╭─ Raw data
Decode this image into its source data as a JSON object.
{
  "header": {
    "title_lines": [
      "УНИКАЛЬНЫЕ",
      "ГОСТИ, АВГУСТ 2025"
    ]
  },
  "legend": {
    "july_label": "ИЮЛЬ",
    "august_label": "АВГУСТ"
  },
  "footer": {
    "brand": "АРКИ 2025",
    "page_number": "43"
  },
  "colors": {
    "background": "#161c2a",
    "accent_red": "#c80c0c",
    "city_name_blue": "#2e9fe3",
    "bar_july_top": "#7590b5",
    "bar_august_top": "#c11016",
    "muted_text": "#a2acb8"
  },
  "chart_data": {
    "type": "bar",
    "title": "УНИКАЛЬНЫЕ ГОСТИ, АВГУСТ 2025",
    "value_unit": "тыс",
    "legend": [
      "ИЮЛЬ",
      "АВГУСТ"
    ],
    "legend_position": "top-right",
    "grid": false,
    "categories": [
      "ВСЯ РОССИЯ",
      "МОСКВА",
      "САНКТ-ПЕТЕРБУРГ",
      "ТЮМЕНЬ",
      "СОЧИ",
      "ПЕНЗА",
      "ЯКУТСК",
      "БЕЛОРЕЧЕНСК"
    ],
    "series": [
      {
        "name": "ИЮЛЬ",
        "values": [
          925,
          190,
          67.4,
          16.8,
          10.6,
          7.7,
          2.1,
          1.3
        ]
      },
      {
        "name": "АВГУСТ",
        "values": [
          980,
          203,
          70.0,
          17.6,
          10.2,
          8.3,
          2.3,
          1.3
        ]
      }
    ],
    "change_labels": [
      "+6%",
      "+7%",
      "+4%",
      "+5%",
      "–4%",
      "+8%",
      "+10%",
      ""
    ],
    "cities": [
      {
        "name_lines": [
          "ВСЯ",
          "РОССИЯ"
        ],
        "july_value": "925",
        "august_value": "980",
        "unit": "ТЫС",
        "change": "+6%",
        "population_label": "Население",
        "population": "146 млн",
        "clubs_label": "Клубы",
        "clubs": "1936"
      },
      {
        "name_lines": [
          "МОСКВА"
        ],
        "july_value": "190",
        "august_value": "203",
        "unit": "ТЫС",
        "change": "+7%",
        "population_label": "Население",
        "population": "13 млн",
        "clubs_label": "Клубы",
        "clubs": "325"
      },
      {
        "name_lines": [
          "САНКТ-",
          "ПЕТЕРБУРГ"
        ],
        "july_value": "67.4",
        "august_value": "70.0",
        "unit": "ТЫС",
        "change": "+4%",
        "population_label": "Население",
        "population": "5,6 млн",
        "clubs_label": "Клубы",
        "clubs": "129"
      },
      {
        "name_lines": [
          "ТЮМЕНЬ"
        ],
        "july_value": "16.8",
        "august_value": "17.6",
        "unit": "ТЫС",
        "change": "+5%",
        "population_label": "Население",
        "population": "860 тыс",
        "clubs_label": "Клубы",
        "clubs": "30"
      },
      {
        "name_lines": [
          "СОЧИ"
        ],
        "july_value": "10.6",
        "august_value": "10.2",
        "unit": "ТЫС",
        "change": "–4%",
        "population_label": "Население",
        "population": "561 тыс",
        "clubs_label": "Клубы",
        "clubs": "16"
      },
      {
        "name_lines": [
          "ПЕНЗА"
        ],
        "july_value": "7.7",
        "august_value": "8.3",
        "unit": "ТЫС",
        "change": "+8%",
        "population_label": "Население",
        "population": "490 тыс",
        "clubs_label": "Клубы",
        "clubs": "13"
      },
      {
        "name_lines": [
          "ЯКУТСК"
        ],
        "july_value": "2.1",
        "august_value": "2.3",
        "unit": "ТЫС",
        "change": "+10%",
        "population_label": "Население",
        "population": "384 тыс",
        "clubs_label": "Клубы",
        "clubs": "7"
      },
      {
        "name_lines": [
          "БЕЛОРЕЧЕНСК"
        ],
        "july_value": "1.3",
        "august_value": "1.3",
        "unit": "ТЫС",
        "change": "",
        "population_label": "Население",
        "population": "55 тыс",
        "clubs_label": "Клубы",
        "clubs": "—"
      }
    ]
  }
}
╰─
╭─ Raw data
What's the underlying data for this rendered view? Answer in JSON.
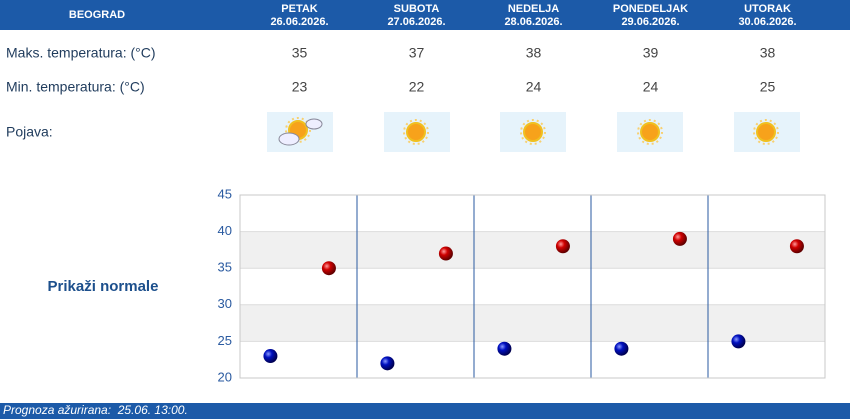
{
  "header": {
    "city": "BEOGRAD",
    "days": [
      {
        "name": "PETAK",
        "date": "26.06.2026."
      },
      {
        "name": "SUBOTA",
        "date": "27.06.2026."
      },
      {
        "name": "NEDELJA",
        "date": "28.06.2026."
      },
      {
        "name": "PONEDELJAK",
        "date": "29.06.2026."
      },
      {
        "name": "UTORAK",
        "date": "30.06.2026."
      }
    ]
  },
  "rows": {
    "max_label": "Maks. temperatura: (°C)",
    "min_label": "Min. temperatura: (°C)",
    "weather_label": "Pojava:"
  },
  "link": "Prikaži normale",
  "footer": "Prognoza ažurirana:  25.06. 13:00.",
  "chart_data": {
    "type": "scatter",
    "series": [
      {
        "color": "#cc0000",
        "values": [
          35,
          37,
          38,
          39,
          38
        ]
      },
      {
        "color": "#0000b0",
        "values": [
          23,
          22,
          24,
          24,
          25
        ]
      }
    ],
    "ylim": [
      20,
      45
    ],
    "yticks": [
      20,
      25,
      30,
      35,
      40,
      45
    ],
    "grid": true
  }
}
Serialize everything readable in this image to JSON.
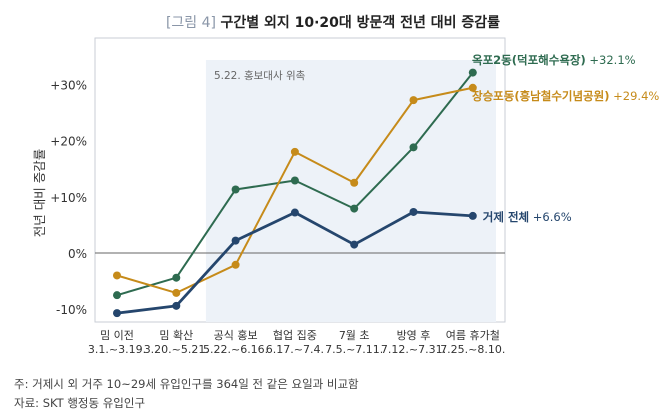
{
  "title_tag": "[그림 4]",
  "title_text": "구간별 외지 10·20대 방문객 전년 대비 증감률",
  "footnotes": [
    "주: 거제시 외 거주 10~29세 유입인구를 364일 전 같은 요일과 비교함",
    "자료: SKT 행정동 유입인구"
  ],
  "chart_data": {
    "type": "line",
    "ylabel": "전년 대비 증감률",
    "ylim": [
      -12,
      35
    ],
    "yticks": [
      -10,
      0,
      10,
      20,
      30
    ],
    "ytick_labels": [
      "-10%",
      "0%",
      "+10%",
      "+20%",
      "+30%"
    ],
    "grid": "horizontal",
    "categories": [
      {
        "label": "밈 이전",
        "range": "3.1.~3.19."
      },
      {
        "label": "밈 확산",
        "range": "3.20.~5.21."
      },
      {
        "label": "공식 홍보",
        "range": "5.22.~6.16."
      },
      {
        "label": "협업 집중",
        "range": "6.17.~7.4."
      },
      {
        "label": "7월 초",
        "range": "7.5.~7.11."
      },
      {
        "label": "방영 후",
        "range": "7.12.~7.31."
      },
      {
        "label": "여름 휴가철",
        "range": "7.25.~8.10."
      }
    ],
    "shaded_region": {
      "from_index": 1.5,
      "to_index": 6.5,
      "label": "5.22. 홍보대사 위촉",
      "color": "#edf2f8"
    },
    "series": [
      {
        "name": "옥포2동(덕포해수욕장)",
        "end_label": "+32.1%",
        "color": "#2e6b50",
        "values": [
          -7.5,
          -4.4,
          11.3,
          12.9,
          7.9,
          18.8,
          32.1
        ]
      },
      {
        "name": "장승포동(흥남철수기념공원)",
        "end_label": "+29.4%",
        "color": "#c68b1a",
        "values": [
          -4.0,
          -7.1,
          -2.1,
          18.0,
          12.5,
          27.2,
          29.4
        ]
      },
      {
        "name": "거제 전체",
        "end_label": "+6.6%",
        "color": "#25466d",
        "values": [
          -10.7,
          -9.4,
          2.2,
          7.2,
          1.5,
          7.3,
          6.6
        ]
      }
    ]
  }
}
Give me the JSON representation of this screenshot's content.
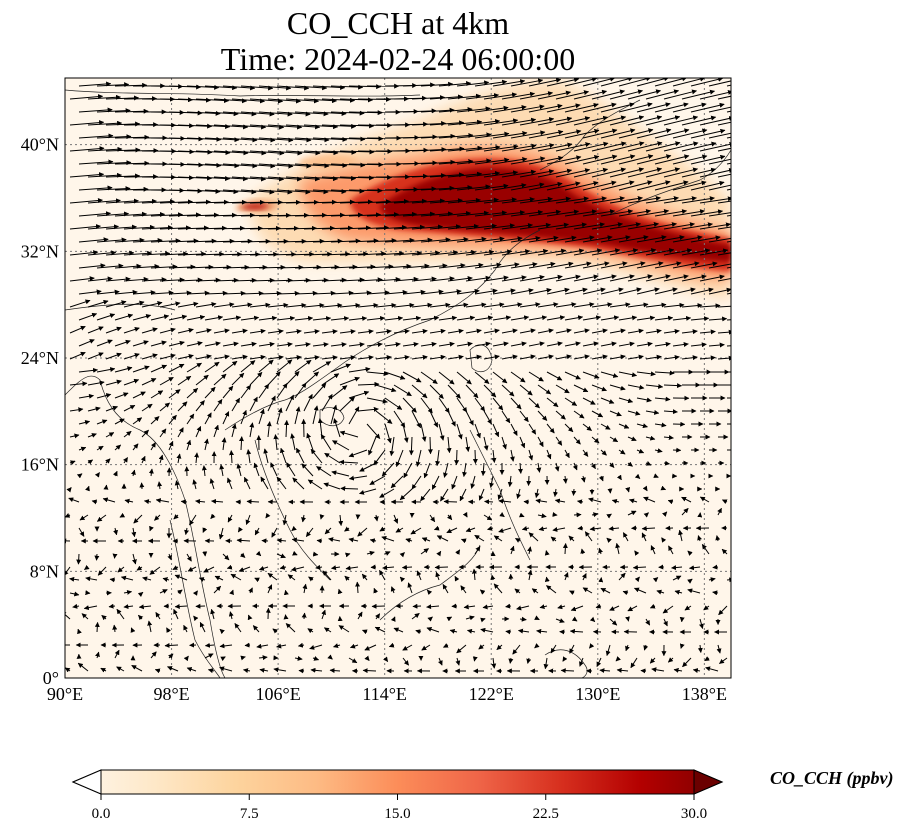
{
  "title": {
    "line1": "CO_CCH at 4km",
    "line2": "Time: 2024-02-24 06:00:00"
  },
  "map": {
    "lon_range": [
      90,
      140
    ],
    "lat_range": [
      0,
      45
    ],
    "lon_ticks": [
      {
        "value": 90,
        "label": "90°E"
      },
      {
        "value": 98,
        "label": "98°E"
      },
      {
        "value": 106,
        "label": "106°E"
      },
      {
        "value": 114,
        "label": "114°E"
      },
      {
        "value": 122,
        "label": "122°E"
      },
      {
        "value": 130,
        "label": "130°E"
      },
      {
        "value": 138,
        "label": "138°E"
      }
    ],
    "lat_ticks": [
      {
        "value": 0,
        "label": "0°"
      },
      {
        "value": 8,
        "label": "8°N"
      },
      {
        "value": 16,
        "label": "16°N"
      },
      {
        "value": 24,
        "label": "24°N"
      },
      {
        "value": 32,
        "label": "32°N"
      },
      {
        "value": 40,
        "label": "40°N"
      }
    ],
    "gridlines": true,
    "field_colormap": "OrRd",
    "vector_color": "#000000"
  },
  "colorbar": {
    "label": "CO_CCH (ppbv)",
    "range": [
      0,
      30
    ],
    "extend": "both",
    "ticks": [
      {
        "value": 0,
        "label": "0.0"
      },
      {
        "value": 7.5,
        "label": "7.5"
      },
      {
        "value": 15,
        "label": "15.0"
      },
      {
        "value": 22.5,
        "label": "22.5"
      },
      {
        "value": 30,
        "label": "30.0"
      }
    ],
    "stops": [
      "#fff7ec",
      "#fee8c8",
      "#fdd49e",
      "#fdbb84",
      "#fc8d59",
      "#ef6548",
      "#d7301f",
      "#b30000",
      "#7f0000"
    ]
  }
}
╰─
_Task requirements_:
Gather all lines from the listing above in which "this" occurs.

_Answer_:
Decode this image into its source data as a JSON object.
What's the underlying data for this rendered view? Answer in JSON.
Serialize everything readable in this image to JSON.
Give me the JSON representation of this screenshot's content.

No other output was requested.